[begin Data listing]
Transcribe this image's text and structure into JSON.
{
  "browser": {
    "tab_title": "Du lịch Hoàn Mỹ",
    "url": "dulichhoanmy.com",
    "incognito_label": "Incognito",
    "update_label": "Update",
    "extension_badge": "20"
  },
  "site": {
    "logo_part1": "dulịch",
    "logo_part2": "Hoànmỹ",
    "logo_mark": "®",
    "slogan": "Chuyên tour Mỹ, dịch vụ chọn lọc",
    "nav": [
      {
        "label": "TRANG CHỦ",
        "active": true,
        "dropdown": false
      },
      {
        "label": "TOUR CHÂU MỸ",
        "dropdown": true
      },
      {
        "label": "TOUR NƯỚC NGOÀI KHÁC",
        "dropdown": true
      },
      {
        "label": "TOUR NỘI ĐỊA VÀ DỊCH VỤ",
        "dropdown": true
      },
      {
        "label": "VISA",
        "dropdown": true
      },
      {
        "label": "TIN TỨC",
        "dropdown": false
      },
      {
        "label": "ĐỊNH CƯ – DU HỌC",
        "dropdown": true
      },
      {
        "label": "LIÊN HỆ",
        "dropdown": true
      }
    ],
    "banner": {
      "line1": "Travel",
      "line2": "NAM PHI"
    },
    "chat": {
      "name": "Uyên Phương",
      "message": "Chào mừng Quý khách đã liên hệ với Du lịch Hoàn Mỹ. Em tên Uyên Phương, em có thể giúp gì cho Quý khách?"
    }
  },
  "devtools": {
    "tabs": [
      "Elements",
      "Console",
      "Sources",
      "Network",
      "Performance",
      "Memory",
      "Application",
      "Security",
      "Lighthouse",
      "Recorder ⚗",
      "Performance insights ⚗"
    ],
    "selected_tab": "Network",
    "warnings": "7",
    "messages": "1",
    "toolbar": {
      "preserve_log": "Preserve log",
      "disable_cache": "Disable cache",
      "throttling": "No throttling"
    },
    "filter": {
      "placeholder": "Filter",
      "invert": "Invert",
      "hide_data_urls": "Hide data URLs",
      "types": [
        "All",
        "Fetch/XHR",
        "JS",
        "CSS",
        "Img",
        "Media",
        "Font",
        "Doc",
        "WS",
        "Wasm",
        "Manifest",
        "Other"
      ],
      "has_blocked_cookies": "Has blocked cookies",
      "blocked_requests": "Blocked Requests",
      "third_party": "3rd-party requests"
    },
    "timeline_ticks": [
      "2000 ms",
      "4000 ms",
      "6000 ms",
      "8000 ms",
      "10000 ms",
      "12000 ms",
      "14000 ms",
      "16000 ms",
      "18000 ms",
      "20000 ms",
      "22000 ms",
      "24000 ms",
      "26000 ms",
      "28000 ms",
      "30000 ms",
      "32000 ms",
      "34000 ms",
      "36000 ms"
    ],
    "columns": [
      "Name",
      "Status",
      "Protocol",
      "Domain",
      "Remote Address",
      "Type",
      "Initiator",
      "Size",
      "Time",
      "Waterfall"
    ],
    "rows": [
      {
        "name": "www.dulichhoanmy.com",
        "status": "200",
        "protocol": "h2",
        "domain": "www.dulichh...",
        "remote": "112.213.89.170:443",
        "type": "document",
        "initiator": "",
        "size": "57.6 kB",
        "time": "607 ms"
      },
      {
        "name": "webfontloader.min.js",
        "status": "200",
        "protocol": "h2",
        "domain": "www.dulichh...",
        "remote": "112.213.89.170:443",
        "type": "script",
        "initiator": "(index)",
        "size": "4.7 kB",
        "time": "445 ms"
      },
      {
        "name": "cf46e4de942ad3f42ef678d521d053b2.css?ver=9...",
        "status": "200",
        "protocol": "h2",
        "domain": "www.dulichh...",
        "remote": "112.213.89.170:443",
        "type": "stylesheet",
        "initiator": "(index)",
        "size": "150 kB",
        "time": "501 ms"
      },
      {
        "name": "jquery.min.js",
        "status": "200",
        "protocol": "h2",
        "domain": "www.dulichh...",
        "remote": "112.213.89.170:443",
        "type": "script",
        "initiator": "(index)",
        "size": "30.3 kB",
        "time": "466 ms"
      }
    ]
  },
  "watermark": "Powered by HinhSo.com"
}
[end Data listing]
- **Challenge**
Select and copy every line from the records that includes the word "Performance".

- **Task result**
      "Performance",
      "Performance insights ⚗"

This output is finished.